▶ _YOUR GOAL_
Quote the records in full and leave their pictures out.

»»

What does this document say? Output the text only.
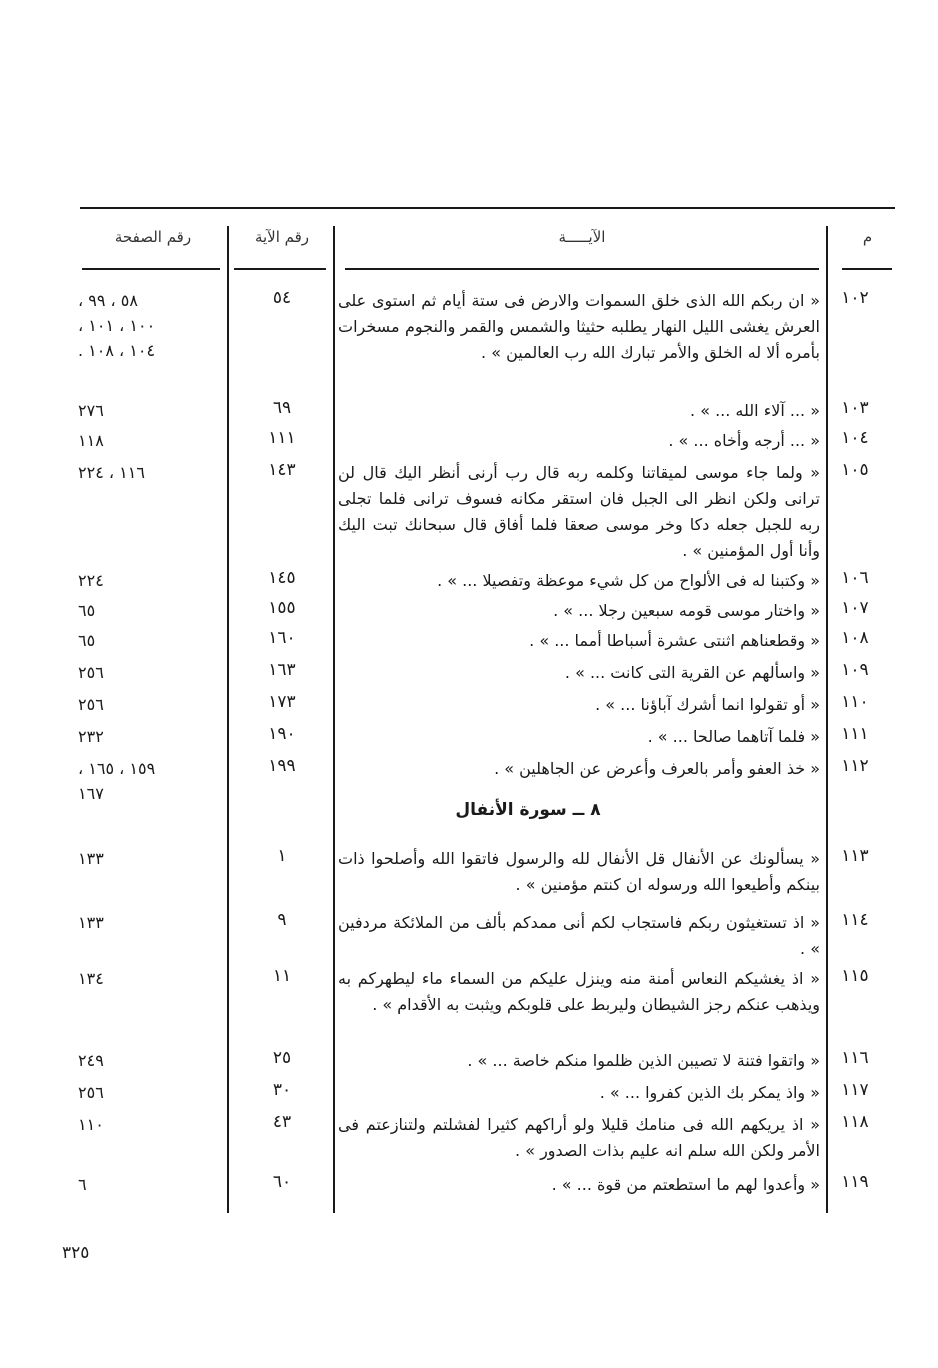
م
الآيـــــة
رقم الآية
رقم الصفحة
٨ ــ سورة الأنفال
١٠٢
« ان ربكم الله الذى خلق السموات والارض فى ستة أيام ثم استوى على العرش يغشى الليل النهار يطلبه حثيثا والشمس والقمر والنجوم مسخرات بأمره ألا له الخلق والأمر تبارك الله رب العالمين » .
٥٤
٥٨ ، ٩٩ ،
١٠٠ ، ١٠١ ،
١٠٤ ، ١٠٨ .
١٠٣
« ... آلاء الله ... » .
٦٩
٢٧٦
١٠٤
« ... أرجه وأخاه ... » .
١١١
١١٨
١٠٥
« ولما جاء موسى لميقاتنا وكلمه ربه قال رب أرنى أنظر اليك قال لن ترانى ولكن انظر الى الجبل فان استقر مكانه فسوف ترانى فلما تجلى ربه للجبل جعله دكا وخر موسى صعقا فلما أفاق قال سبحانك تبت اليك وأنا أول المؤمنين » .
١٤٣
١١٦ ، ٢٢٤
١٠٦
« وكتبنا له فى الألواح من كل شيء موعظة وتفصيلا ... » .
١٤٥
٢٢٤
١٠٧
« واختار موسى قومه سبعين رجلا ... » .
١٥٥
٦٥
١٠٨
« وقطعناهم اثنتى عشرة أسباطا أمما ... » .
١٦٠
٦٥
١٠٩
« واسألهم عن القرية التى كانت ... » .
١٦٣
٢٥٦
١١٠
« أو تقولوا انما أشرك آباؤنا ... » .
١٧٣
٢٥٦
١١١
« فلما آتاهما صالحا ... » .
١٩٠
٢٣٢
١١٢
« خذ العفو وأمر بالعرف وأعرض عن الجاهلين » .
١٩٩
١٥٩ ، ١٦٥ ،
١٦٧
١١٣
« يسألونك عن الأنفال قل الأنفال لله والرسول فاتقوا الله وأصلحوا ذات بينكم وأطيعوا الله ورسوله ان كنتم مؤمنين » .
١
١٣٣
١١٤
« اذ تستغيثون ربكم فاستجاب لكم أنى ممدكم بألف من الملائكة مردفين » .
٩
١٣٣
١١٥
« اذ يغشيكم النعاس أمنة منه وينزل عليكم من السماء ماء ليطهركم به ويذهب عنكم رجز الشيطان وليربط على قلوبكم ويثبت به الأقدام » .
١١
١٣٤
١١٦
« واتقوا فتنة لا تصيبن الذين ظلموا منكم خاصة ... » .
٢٥
٢٤٩
١١٧
« واذ يمكر بك الذين كفروا ... » .
٣٠
٢٥٦
١١٨
« اذ يريكهم الله فى منامك قليلا ولو أراكهم كثيرا لفشلتم ولتنازعتم فى الأمر ولكن الله سلم انه عليم بذات الصدور » .
٤٣
١١٠
١١٩
« وأعدوا لهم ما استطعتم من قوة ... » .
٦٠
٦
٣٢٥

««

▶ _OUTPUT FOR THIS EXERCISE_
What does this document say? Output the text only.
م
الآيـــــة
رقم الآية
رقم الصفحة
٨ ــ سورة الأنفال
١٠٢
« ان ربكم الله الذى خلق السموات والارض فى ستة أيام ثم استوى على العرش يغشى الليل النهار يطلبه حثيثا والشمس والقمر والنجوم مسخرات بأمره ألا له الخلق والأمر تبارك الله رب العالمين » .
٥٤
٥٨ ، ٩٩ ،
١٠٠ ، ١٠١ ،
١٠٤ ، ١٠٨ .
١٠٣
« ... آلاء الله ... » .
٦٩
٢٧٦
١٠٤
« ... أرجه وأخاه ... » .
١١١
١١٨
١٠٥
« ولما جاء موسى لميقاتنا وكلمه ربه قال رب أرنى أنظر اليك قال لن ترانى ولكن انظر الى الجبل فان استقر مكانه فسوف ترانى فلما تجلى ربه للجبل جعله دكا وخر موسى صعقا فلما أفاق قال سبحانك تبت اليك وأنا أول المؤمنين » .
١٤٣
١١٦ ، ٢٢٤
١٠٦
« وكتبنا له فى الألواح من كل شيء موعظة وتفصيلا ... » .
١٤٥
٢٢٤
١٠٧
« واختار موسى قومه سبعين رجلا ... » .
١٥٥
٦٥
١٠٨
« وقطعناهم اثنتى عشرة أسباطا أمما ... » .
١٦٠
٦٥
١٠٩
« واسألهم عن القرية التى كانت ... » .
١٦٣
٢٥٦
١١٠
« أو تقولوا انما أشرك آباؤنا ... » .
١٧٣
٢٥٦
١١١
« فلما آتاهما صالحا ... » .
١٩٠
٢٣٢
١١٢
« خذ العفو وأمر بالعرف وأعرض عن الجاهلين » .
١٩٩
١٥٩ ، ١٦٥ ،
١٦٧
١١٣
« يسألونك عن الأنفال قل الأنفال لله والرسول فاتقوا الله وأصلحوا ذات بينكم وأطيعوا الله ورسوله ان كنتم مؤمنين » .
١
١٣٣
١١٤
« اذ تستغيثون ربكم فاستجاب لكم أنى ممدكم بألف من الملائكة مردفين » .
٩
١٣٣
١١٥
« اذ يغشيكم النعاس أمنة منه وينزل عليكم من السماء ماء ليطهركم به ويذهب عنكم رجز الشيطان وليربط على قلوبكم ويثبت به الأقدام » .
١١
١٣٤
١١٦
« واتقوا فتنة لا تصيبن الذين ظلموا منكم خاصة ... » .
٢٥
٢٤٩
١١٧
« واذ يمكر بك الذين كفروا ... » .
٣٠
٢٥٦
١١٨
« اذ يريكهم الله فى منامك قليلا ولو أراكهم كثيرا لفشلتم ولتنازعتم فى الأمر ولكن الله سلم انه عليم بذات الصدور » .
٤٣
١١٠
١١٩
« وأعدوا لهم ما استطعتم من قوة ... » .
٦٠
٦
٣٢٥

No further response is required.